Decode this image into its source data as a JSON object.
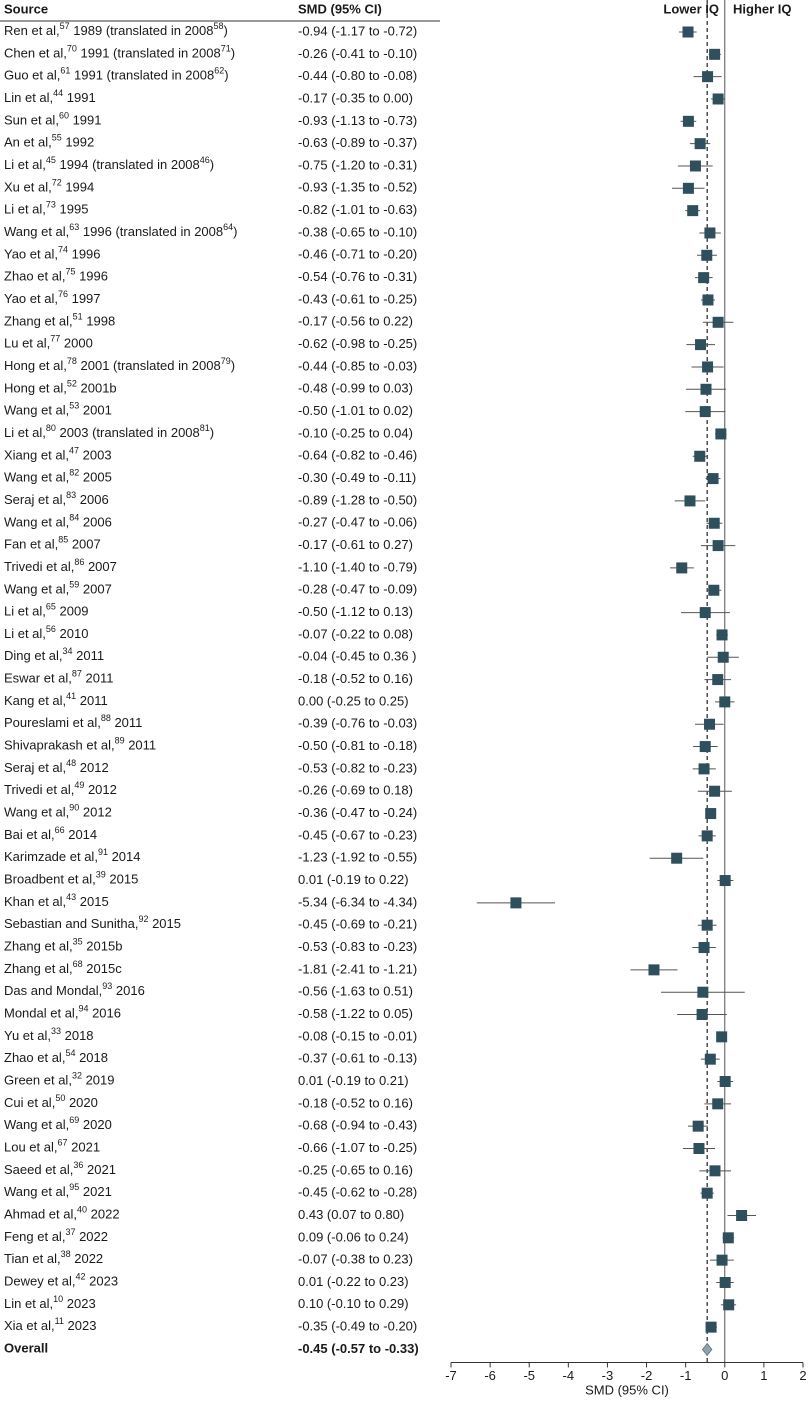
{
  "chart_data": {
    "type": "forest",
    "column_headers": [
      "Source",
      "SMD (95% CI)"
    ],
    "direction_labels": [
      "Lower IQ",
      "Higher IQ"
    ],
    "x_label": "SMD (95% CI)",
    "xlim": [
      -7,
      2
    ],
    "xticks": [
      -7,
      -6,
      -5,
      -4,
      -3,
      -2,
      -1,
      0,
      1,
      2
    ],
    "marker_color": "#2f4f5c",
    "overall_color": "#8fa4ae",
    "studies": [
      {
        "source": [
          "Ren et al,",
          "57",
          " 1989 (translated in 2008",
          "58",
          ")"
        ],
        "smd": -0.94,
        "lower": -1.17,
        "upper": -0.72,
        "smd_label": "-0.94 (-1.17 to -0.72)"
      },
      {
        "source": [
          "Chen et al,",
          "70",
          " 1991 (translated in 2008",
          "71",
          ")"
        ],
        "smd": -0.26,
        "lower": -0.41,
        "upper": -0.1,
        "smd_label": "-0.26 (-0.41 to -0.10)"
      },
      {
        "source": [
          "Guo et al,",
          "61",
          " 1991 (translated in 2008",
          "62",
          ")"
        ],
        "smd": -0.44,
        "lower": -0.8,
        "upper": -0.08,
        "smd_label": "-0.44 (-0.80 to -0.08)"
      },
      {
        "source": [
          "Lin et al,",
          "44",
          " 1991"
        ],
        "smd": -0.17,
        "lower": -0.35,
        "upper": 0.0,
        "smd_label": "-0.17 (-0.35 to 0.00)"
      },
      {
        "source": [
          "Sun et al,",
          "60",
          " 1991"
        ],
        "smd": -0.93,
        "lower": -1.13,
        "upper": -0.73,
        "smd_label": "-0.93 (-1.13 to -0.73)"
      },
      {
        "source": [
          "An et al,",
          "55",
          " 1992"
        ],
        "smd": -0.63,
        "lower": -0.89,
        "upper": -0.37,
        "smd_label": "-0.63 (-0.89 to -0.37)"
      },
      {
        "source": [
          "Li et al,",
          "45",
          " 1994 (translated in 2008",
          "46",
          ")"
        ],
        "smd": -0.75,
        "lower": -1.2,
        "upper": -0.31,
        "smd_label": "-0.75 (-1.20 to -0.31)"
      },
      {
        "source": [
          "Xu et al,",
          "72",
          " 1994"
        ],
        "smd": -0.93,
        "lower": -1.35,
        "upper": -0.52,
        "smd_label": "-0.93 (-1.35 to -0.52)"
      },
      {
        "source": [
          "Li et al,",
          "73",
          " 1995"
        ],
        "smd": -0.82,
        "lower": -1.01,
        "upper": -0.63,
        "smd_label": "-0.82 (-1.01 to -0.63)"
      },
      {
        "source": [
          "Wang et al,",
          "63",
          " 1996 (translated in 2008",
          "64",
          ")"
        ],
        "smd": -0.38,
        "lower": -0.65,
        "upper": -0.1,
        "smd_label": "-0.38 (-0.65 to -0.10)"
      },
      {
        "source": [
          "Yao et al,",
          "74",
          " 1996"
        ],
        "smd": -0.46,
        "lower": -0.71,
        "upper": -0.2,
        "smd_label": "-0.46 (-0.71 to -0.20)"
      },
      {
        "source": [
          "Zhao et al,",
          "75",
          " 1996"
        ],
        "smd": -0.54,
        "lower": -0.76,
        "upper": -0.31,
        "smd_label": "-0.54 (-0.76 to -0.31)"
      },
      {
        "source": [
          "Yao et al,",
          "76",
          " 1997"
        ],
        "smd": -0.43,
        "lower": -0.61,
        "upper": -0.25,
        "smd_label": "-0.43 (-0.61 to -0.25)"
      },
      {
        "source": [
          "Zhang et al,",
          "51",
          " 1998"
        ],
        "smd": -0.17,
        "lower": -0.56,
        "upper": 0.22,
        "smd_label": "-0.17 (-0.56 to 0.22)"
      },
      {
        "source": [
          "Lu et al,",
          "77",
          " 2000"
        ],
        "smd": -0.62,
        "lower": -0.98,
        "upper": -0.25,
        "smd_label": "-0.62 (-0.98 to -0.25)"
      },
      {
        "source": [
          "Hong et al,",
          "78",
          " 2001 (translated in 2008",
          "79",
          ")"
        ],
        "smd": -0.44,
        "lower": -0.85,
        "upper": -0.03,
        "smd_label": "-0.44 (-0.85 to -0.03)"
      },
      {
        "source": [
          "Hong et al,",
          "52",
          " 2001b"
        ],
        "smd": -0.48,
        "lower": -0.99,
        "upper": 0.03,
        "smd_label": "-0.48 (-0.99 to 0.03)"
      },
      {
        "source": [
          "Wang et al,",
          "53",
          " 2001"
        ],
        "smd": -0.5,
        "lower": -1.01,
        "upper": 0.02,
        "smd_label": "-0.50 (-1.01 to 0.02)"
      },
      {
        "source": [
          "Li et al,",
          "80",
          " 2003 (translated in 2008",
          "81",
          ")"
        ],
        "smd": -0.1,
        "lower": -0.25,
        "upper": 0.04,
        "smd_label": "-0.10 (-0.25 to 0.04)"
      },
      {
        "source": [
          "Xiang et al,",
          "47",
          " 2003"
        ],
        "smd": -0.64,
        "lower": -0.82,
        "upper": -0.46,
        "smd_label": "-0.64 (-0.82 to -0.46)"
      },
      {
        "source": [
          "Wang et al,",
          "82",
          " 2005"
        ],
        "smd": -0.3,
        "lower": -0.49,
        "upper": -0.11,
        "smd_label": "-0.30 (-0.49 to -0.11)"
      },
      {
        "source": [
          "Seraj et al,",
          "83",
          " 2006"
        ],
        "smd": -0.89,
        "lower": -1.28,
        "upper": -0.5,
        "smd_label": "-0.89 (-1.28 to -0.50)"
      },
      {
        "source": [
          "Wang et al,",
          "84",
          " 2006"
        ],
        "smd": -0.27,
        "lower": -0.47,
        "upper": -0.06,
        "smd_label": "-0.27 (-0.47 to -0.06)"
      },
      {
        "source": [
          "Fan et al,",
          "85",
          " 2007"
        ],
        "smd": -0.17,
        "lower": -0.61,
        "upper": 0.27,
        "smd_label": "-0.17 (-0.61 to 0.27)"
      },
      {
        "source": [
          "Trivedi et al,",
          "86",
          " 2007"
        ],
        "smd": -1.1,
        "lower": -1.4,
        "upper": -0.79,
        "smd_label": "-1.10 (-1.40 to -0.79)"
      },
      {
        "source": [
          "Wang et al,",
          "59",
          " 2007"
        ],
        "smd": -0.28,
        "lower": -0.47,
        "upper": -0.09,
        "smd_label": "-0.28 (-0.47 to -0.09)"
      },
      {
        "source": [
          "Li et al,",
          "65",
          " 2009"
        ],
        "smd": -0.5,
        "lower": -1.12,
        "upper": 0.13,
        "smd_label": "-0.50 (-1.12 to 0.13)"
      },
      {
        "source": [
          "Li et al,",
          "56",
          " 2010"
        ],
        "smd": -0.07,
        "lower": -0.22,
        "upper": 0.08,
        "smd_label": "-0.07 (-0.22 to 0.08)"
      },
      {
        "source": [
          "Ding et al,",
          "34",
          " 2011"
        ],
        "smd": -0.04,
        "lower": -0.45,
        "upper": 0.36,
        "smd_label": "-0.04 (-0.45 to 0.36 )"
      },
      {
        "source": [
          "Eswar et al,",
          "87",
          " 2011"
        ],
        "smd": -0.18,
        "lower": -0.52,
        "upper": 0.16,
        "smd_label": "-0.18 (-0.52 to 0.16)"
      },
      {
        "source": [
          "Kang et al,",
          "41",
          " 2011"
        ],
        "smd": 0.0,
        "lower": -0.25,
        "upper": 0.25,
        "smd_label": "0.00 (-0.25 to 0.25)"
      },
      {
        "source": [
          "Poureslami et al,",
          "88",
          " 2011"
        ],
        "smd": -0.39,
        "lower": -0.76,
        "upper": -0.03,
        "smd_label": "-0.39 (-0.76 to -0.03)"
      },
      {
        "source": [
          "Shivaprakash et al,",
          "89",
          " 2011"
        ],
        "smd": -0.5,
        "lower": -0.81,
        "upper": -0.18,
        "smd_label": "-0.50 (-0.81 to -0.18)"
      },
      {
        "source": [
          "Seraj et al,",
          "48",
          " 2012"
        ],
        "smd": -0.53,
        "lower": -0.82,
        "upper": -0.23,
        "smd_label": "-0.53 (-0.82 to -0.23)"
      },
      {
        "source": [
          "Trivedi et al,",
          "49",
          " 2012"
        ],
        "smd": -0.26,
        "lower": -0.69,
        "upper": 0.18,
        "smd_label": "-0.26 (-0.69 to 0.18)"
      },
      {
        "source": [
          "Wang et al,",
          "90",
          " 2012"
        ],
        "smd": -0.36,
        "lower": -0.47,
        "upper": -0.24,
        "smd_label": "-0.36 (-0.47 to -0.24)"
      },
      {
        "source": [
          "Bai et al,",
          "66",
          " 2014"
        ],
        "smd": -0.45,
        "lower": -0.67,
        "upper": -0.23,
        "smd_label": "-0.45 (-0.67 to -0.23)"
      },
      {
        "source": [
          "Karimzade et al,",
          "91",
          " 2014"
        ],
        "smd": -1.23,
        "lower": -1.92,
        "upper": -0.55,
        "smd_label": "-1.23 (-1.92 to -0.55)"
      },
      {
        "source": [
          "Broadbent et al,",
          "39",
          " 2015"
        ],
        "smd": 0.01,
        "lower": -0.19,
        "upper": 0.22,
        "smd_label": "0.01 (-0.19 to 0.22)"
      },
      {
        "source": [
          "Khan et al,",
          "43",
          " 2015"
        ],
        "smd": -5.34,
        "lower": -6.34,
        "upper": -4.34,
        "smd_label": "-5.34 (-6.34 to -4.34)"
      },
      {
        "source": [
          "Sebastian and Sunitha,",
          "92",
          " 2015"
        ],
        "smd": -0.45,
        "lower": -0.69,
        "upper": -0.21,
        "smd_label": "-0.45 (-0.69 to -0.21)"
      },
      {
        "source": [
          "Zhang et al,",
          "35",
          " 2015b"
        ],
        "smd": -0.53,
        "lower": -0.83,
        "upper": -0.23,
        "smd_label": "-0.53 (-0.83 to -0.23)"
      },
      {
        "source": [
          "Zhang et al,",
          "68",
          " 2015c"
        ],
        "smd": -1.81,
        "lower": -2.41,
        "upper": -1.21,
        "smd_label": "-1.81 (-2.41 to -1.21)"
      },
      {
        "source": [
          "Das and Mondal,",
          "93",
          " 2016"
        ],
        "smd": -0.56,
        "lower": -1.63,
        "upper": 0.51,
        "smd_label": "-0.56 (-1.63 to 0.51)"
      },
      {
        "source": [
          "Mondal et al,",
          "94",
          " 2016"
        ],
        "smd": -0.58,
        "lower": -1.22,
        "upper": 0.05,
        "smd_label": "-0.58 (-1.22 to 0.05)"
      },
      {
        "source": [
          "Yu et al,",
          "33",
          " 2018"
        ],
        "smd": -0.08,
        "lower": -0.15,
        "upper": -0.01,
        "smd_label": "-0.08 (-0.15 to -0.01)"
      },
      {
        "source": [
          "Zhao et al,",
          "54",
          " 2018"
        ],
        "smd": -0.37,
        "lower": -0.61,
        "upper": -0.13,
        "smd_label": "-0.37 (-0.61 to -0.13)"
      },
      {
        "source": [
          "Green et al,",
          "32",
          " 2019"
        ],
        "smd": 0.01,
        "lower": -0.19,
        "upper": 0.21,
        "smd_label": "0.01 (-0.19 to 0.21)"
      },
      {
        "source": [
          "Cui et al,",
          "50",
          " 2020"
        ],
        "smd": -0.18,
        "lower": -0.52,
        "upper": 0.16,
        "smd_label": "-0.18 (-0.52 to 0.16)"
      },
      {
        "source": [
          "Wang et al,",
          "69",
          " 2020"
        ],
        "smd": -0.68,
        "lower": -0.94,
        "upper": -0.43,
        "smd_label": "-0.68 (-0.94 to -0.43)"
      },
      {
        "source": [
          "Lou et al,",
          "67",
          " 2021"
        ],
        "smd": -0.66,
        "lower": -1.07,
        "upper": -0.25,
        "smd_label": "-0.66 (-1.07 to -0.25)"
      },
      {
        "source": [
          "Saeed et al,",
          "36",
          " 2021"
        ],
        "smd": -0.25,
        "lower": -0.65,
        "upper": 0.16,
        "smd_label": "-0.25 (-0.65 to 0.16)"
      },
      {
        "source": [
          "Wang et al,",
          "95",
          " 2021"
        ],
        "smd": -0.45,
        "lower": -0.62,
        "upper": -0.28,
        "smd_label": "-0.45 (-0.62 to -0.28)"
      },
      {
        "source": [
          "Ahmad et al,",
          "40",
          " 2022"
        ],
        "smd": 0.43,
        "lower": 0.07,
        "upper": 0.8,
        "smd_label": "0.43 (0.07 to 0.80)"
      },
      {
        "source": [
          "Feng et al,",
          "37",
          " 2022"
        ],
        "smd": 0.09,
        "lower": -0.06,
        "upper": 0.24,
        "smd_label": "0.09 (-0.06 to 0.24)"
      },
      {
        "source": [
          "Tian et al,",
          "38",
          " 2022"
        ],
        "smd": -0.07,
        "lower": -0.38,
        "upper": 0.23,
        "smd_label": "-0.07 (-0.38 to 0.23)"
      },
      {
        "source": [
          "Dewey et al,",
          "42",
          " 2023"
        ],
        "smd": 0.01,
        "lower": -0.22,
        "upper": 0.23,
        "smd_label": "0.01 (-0.22 to 0.23)"
      },
      {
        "source": [
          "Lin et al,",
          "10",
          " 2023"
        ],
        "smd": 0.1,
        "lower": -0.1,
        "upper": 0.29,
        "smd_label": "0.10 (-0.10 to 0.29)"
      },
      {
        "source": [
          "Xia et al,",
          "11",
          " 2023"
        ],
        "smd": -0.35,
        "lower": -0.49,
        "upper": -0.2,
        "smd_label": "-0.35 (-0.49 to -0.20)"
      }
    ],
    "overall": {
      "source": [
        "Overall"
      ],
      "smd": -0.45,
      "lower": -0.57,
      "upper": -0.33,
      "smd_label": "-0.45 (-0.57 to -0.33)"
    }
  }
}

***

Short problem » Looking at the records above, say how many lines hold the string "translated". Write nothing but the number.

Result of this exercise » 7